WRITTEN INSTRUCTION:
Filter the lines below and keep only those that contain the string "över". Copy each matching line in full.

## start

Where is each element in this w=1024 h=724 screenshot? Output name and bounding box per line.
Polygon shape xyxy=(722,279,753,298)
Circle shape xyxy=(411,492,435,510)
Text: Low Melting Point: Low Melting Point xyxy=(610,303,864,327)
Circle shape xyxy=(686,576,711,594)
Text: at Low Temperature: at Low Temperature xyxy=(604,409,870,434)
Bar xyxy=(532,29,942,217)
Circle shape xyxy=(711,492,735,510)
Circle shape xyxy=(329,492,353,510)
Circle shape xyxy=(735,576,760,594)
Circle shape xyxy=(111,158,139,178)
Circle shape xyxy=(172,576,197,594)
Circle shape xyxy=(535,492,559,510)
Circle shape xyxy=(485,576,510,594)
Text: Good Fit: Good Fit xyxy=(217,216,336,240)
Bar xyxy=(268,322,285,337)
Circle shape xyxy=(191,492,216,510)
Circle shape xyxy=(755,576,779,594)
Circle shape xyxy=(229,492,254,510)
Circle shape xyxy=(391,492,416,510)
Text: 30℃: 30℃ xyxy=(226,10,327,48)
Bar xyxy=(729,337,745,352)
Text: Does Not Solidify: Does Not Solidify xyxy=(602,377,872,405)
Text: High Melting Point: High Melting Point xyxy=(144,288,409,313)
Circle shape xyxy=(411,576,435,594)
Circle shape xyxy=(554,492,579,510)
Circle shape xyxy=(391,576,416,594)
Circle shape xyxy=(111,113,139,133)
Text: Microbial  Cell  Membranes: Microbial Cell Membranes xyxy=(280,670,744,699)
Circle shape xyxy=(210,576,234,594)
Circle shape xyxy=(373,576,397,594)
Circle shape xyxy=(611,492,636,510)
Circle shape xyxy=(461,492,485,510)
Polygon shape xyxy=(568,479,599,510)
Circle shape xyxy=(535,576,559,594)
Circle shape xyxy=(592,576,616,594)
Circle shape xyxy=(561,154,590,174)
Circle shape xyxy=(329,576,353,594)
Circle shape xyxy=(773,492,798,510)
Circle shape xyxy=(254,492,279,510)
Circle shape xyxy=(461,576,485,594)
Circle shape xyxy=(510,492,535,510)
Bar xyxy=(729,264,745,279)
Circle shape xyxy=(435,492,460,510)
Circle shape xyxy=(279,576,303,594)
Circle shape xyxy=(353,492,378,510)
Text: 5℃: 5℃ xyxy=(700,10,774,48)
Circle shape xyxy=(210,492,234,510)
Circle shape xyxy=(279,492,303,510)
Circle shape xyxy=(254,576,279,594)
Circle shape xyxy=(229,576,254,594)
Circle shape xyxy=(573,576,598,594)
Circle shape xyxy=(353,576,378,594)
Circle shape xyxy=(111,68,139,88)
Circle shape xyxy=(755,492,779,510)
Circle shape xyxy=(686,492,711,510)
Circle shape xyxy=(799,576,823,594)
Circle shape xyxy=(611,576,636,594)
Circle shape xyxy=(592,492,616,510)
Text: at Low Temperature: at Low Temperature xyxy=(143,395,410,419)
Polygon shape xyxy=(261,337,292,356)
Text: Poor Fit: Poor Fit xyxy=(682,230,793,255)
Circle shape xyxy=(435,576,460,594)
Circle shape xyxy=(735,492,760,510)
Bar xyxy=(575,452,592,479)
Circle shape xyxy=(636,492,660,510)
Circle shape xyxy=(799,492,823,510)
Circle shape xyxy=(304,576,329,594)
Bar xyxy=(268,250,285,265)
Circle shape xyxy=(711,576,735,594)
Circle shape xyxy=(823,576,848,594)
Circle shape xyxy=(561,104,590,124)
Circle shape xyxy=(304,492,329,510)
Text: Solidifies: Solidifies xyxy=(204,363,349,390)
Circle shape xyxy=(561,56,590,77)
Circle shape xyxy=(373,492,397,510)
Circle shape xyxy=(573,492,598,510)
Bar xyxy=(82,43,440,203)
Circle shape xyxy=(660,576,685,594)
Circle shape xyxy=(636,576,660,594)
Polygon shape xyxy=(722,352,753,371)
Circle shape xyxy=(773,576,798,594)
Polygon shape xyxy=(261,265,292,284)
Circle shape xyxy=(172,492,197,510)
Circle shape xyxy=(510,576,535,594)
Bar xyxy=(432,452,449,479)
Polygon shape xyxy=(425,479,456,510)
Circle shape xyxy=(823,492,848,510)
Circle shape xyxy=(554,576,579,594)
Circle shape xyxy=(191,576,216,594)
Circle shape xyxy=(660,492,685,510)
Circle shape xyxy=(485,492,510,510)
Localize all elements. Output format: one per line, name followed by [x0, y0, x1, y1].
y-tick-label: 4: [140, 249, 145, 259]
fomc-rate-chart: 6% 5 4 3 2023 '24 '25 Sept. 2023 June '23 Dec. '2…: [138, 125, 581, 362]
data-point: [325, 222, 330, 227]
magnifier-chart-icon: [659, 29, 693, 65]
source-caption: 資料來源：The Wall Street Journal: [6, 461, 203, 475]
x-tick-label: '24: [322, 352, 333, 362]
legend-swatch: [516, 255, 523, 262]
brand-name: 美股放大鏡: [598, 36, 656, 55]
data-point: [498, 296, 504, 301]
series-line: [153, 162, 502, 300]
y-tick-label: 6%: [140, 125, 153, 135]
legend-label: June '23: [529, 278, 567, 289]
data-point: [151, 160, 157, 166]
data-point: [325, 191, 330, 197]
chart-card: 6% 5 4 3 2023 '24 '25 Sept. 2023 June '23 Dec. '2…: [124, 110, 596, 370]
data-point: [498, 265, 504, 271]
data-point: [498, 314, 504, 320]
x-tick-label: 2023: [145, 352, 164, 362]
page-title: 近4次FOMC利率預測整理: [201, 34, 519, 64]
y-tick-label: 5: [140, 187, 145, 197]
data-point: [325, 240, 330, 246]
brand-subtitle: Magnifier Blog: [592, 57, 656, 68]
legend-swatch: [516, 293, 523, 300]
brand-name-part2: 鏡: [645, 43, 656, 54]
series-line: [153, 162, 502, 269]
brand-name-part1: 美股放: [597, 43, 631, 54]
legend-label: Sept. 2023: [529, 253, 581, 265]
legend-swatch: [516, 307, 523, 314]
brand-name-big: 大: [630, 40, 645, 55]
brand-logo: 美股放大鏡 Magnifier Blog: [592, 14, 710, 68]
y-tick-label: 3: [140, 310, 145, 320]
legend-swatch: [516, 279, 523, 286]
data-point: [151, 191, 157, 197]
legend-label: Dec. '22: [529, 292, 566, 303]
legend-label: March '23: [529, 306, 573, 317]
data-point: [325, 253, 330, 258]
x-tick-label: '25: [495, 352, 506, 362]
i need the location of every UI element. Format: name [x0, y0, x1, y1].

## end
## start

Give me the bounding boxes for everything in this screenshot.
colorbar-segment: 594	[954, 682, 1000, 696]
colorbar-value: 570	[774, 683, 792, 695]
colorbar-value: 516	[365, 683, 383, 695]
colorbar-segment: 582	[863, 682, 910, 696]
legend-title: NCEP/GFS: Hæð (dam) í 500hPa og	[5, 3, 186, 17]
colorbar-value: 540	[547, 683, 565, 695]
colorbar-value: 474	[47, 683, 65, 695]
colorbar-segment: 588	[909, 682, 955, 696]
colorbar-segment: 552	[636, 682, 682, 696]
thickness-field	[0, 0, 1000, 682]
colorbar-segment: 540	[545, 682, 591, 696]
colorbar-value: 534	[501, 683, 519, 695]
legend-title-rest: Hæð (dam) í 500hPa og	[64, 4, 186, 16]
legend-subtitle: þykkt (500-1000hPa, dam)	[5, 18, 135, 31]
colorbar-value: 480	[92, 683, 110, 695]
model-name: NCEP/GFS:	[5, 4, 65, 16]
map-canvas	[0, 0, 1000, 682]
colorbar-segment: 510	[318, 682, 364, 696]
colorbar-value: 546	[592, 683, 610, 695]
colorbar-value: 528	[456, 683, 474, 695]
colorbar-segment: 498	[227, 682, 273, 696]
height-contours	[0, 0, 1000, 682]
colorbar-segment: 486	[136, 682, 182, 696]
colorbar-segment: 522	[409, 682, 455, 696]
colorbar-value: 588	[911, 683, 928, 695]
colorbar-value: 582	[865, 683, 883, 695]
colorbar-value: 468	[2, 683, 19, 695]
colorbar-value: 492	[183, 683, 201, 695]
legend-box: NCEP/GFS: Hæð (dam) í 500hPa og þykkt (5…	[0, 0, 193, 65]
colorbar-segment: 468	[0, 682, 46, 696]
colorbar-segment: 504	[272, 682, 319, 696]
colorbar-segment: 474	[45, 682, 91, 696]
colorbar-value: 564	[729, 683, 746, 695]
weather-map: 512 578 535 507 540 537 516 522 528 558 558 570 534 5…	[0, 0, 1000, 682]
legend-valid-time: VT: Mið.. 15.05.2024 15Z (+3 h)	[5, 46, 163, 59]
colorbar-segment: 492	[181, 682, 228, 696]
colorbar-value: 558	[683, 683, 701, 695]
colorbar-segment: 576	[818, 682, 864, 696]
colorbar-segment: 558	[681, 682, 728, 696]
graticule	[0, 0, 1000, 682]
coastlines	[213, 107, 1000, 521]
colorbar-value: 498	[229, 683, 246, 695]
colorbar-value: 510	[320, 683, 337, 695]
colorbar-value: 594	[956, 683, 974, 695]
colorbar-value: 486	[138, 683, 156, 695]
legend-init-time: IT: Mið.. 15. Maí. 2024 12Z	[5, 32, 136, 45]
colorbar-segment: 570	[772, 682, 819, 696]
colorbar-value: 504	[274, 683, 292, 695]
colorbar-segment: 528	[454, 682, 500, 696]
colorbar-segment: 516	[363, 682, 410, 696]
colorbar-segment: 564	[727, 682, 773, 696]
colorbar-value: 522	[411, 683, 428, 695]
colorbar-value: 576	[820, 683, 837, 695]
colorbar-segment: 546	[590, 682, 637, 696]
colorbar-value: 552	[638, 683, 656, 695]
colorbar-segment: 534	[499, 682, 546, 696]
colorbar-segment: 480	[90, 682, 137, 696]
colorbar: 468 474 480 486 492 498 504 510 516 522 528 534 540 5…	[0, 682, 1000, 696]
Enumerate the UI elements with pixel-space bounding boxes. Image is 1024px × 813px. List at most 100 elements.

## end
## start

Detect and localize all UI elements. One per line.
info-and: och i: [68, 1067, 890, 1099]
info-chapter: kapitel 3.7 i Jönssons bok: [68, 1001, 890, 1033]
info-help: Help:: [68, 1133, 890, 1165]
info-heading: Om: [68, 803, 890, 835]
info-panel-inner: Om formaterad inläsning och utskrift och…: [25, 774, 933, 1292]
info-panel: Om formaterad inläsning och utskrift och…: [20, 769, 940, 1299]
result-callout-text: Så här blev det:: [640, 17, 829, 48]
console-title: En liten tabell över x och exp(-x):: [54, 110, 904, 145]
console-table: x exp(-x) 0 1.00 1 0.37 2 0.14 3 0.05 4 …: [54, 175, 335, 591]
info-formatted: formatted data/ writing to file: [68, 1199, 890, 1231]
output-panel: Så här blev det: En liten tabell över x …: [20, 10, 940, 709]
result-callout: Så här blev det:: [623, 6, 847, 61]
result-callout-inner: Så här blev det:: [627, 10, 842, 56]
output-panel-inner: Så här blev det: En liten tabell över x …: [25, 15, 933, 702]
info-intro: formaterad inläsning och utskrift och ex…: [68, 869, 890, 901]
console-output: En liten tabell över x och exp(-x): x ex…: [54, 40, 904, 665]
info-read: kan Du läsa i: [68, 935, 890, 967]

## end

EXERCISE OUTPUT:
console-title: En liten tabell över x och exp(-x):: [54, 110, 904, 145]
output-panel: Så här blev det: En liten tabell över x …: [20, 10, 940, 709]
output-panel-inner: Så här blev det: En liten tabell över x …: [25, 15, 933, 702]
console-output: En liten tabell över x och exp(-x): x ex…: [54, 40, 904, 665]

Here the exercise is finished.